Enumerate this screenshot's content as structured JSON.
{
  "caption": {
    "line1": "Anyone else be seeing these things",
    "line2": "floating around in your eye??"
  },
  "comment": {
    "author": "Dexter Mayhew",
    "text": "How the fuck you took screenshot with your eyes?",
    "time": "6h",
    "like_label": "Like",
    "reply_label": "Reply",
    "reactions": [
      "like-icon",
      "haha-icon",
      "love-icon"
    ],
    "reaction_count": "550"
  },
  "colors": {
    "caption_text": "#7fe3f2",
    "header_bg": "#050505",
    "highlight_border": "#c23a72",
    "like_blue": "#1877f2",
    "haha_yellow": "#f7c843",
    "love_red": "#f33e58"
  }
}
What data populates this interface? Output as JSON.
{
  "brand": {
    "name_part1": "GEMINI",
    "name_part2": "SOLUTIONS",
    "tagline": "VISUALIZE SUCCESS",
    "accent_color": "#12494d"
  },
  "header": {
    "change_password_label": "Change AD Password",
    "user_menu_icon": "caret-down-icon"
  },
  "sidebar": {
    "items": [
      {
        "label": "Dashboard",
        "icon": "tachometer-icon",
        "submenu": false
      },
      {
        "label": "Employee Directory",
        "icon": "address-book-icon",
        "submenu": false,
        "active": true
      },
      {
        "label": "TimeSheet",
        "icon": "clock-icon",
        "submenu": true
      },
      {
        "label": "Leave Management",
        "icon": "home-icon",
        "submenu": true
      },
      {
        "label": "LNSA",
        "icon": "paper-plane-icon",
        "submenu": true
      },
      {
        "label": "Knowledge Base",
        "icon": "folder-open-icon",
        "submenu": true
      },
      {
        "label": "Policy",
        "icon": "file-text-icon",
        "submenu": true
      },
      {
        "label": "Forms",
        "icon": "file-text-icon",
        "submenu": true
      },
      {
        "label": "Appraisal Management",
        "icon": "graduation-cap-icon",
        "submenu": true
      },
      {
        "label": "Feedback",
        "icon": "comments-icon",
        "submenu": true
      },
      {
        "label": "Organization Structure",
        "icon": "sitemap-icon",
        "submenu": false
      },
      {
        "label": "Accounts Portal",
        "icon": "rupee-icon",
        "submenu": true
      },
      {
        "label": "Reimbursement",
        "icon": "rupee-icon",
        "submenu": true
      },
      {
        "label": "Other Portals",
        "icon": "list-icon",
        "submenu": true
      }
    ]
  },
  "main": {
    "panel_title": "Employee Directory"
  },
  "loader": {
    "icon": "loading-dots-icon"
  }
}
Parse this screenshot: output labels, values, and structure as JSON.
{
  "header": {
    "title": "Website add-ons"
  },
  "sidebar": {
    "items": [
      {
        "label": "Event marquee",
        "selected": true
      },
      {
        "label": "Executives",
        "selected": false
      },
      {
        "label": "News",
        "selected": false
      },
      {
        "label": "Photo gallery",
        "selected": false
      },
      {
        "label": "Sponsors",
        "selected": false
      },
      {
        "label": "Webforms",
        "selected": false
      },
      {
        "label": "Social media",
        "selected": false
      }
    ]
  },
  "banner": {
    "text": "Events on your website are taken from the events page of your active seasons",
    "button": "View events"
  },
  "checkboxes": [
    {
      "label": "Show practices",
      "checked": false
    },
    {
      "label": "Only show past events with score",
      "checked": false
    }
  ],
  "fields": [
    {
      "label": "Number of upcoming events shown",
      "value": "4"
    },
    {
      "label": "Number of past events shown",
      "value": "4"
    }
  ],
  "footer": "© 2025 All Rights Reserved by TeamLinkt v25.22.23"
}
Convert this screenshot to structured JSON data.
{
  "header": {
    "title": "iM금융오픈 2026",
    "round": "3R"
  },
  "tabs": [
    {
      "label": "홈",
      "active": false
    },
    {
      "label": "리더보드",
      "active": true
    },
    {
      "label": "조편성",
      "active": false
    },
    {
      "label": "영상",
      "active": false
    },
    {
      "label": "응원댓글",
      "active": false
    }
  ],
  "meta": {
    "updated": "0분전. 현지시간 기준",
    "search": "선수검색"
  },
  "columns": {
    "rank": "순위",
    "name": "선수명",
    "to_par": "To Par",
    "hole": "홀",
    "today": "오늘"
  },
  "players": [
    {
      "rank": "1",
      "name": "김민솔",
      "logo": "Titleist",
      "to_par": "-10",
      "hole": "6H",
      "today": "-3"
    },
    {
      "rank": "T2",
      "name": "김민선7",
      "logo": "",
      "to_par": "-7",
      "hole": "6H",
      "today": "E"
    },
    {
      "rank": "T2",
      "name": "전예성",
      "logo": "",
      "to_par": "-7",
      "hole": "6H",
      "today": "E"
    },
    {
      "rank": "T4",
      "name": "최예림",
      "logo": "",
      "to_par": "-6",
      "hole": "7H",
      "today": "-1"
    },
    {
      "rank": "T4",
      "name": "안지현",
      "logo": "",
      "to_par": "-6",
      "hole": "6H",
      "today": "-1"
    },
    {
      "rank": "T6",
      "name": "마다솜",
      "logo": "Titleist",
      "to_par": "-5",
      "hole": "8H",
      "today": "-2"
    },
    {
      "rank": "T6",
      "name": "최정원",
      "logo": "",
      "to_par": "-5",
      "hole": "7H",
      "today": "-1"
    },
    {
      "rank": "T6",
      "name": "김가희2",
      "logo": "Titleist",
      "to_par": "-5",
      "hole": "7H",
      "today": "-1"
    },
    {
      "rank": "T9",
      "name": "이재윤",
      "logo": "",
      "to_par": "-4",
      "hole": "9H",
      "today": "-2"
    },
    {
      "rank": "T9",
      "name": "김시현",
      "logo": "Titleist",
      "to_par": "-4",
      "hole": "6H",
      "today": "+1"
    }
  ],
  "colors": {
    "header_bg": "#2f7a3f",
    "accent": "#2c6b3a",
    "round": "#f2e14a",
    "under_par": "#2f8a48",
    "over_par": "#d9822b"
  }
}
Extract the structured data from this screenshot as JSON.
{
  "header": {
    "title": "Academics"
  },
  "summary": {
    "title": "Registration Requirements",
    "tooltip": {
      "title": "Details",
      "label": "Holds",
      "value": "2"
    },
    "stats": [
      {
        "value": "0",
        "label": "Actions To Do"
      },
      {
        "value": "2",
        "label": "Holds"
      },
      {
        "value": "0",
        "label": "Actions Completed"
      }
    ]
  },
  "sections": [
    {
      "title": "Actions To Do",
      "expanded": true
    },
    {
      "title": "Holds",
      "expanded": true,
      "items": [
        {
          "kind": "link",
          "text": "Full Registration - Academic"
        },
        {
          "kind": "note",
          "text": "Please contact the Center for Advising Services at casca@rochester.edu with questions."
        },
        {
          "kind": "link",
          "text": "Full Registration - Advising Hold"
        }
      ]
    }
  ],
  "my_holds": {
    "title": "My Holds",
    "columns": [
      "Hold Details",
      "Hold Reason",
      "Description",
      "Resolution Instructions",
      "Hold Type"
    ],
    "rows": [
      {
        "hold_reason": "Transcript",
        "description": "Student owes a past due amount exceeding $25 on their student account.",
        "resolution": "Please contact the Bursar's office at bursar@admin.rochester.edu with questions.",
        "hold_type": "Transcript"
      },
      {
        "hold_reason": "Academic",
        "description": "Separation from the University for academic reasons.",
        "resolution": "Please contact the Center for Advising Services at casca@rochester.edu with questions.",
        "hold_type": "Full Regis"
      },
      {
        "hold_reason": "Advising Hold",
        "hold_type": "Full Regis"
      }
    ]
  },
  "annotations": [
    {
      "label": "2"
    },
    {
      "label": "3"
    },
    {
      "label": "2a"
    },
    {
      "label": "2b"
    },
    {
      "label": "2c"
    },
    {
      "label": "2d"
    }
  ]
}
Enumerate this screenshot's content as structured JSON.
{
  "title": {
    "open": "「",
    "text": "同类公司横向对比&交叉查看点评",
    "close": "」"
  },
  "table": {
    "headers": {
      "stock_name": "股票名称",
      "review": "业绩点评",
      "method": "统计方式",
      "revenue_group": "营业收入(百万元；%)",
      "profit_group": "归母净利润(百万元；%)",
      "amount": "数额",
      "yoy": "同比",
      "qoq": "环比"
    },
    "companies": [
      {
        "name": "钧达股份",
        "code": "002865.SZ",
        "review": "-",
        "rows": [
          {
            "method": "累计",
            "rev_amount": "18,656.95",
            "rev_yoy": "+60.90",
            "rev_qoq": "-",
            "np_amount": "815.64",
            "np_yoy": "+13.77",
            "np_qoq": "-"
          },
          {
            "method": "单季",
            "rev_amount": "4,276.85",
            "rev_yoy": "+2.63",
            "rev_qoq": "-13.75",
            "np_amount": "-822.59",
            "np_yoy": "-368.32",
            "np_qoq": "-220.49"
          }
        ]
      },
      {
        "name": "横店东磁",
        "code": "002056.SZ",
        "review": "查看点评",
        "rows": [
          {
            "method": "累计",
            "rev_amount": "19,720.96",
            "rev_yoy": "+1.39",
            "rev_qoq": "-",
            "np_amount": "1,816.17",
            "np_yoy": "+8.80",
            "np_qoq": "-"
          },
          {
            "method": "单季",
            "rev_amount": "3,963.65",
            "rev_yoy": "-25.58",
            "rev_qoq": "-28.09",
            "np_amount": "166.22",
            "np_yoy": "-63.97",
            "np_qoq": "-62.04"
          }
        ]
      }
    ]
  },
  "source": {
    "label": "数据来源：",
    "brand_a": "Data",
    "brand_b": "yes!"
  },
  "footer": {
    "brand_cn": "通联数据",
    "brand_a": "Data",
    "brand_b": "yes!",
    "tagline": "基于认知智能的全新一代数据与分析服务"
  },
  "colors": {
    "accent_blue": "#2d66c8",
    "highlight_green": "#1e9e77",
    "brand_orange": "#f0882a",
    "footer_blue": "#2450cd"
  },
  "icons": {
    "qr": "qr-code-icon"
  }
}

..............................

▶ [What the task asks]: Which lines hold the word "Management"? Copy each of them from the records.

▶ [Output of the task]:
        "label": "Leave Management",
        "label": "Appraisal Management",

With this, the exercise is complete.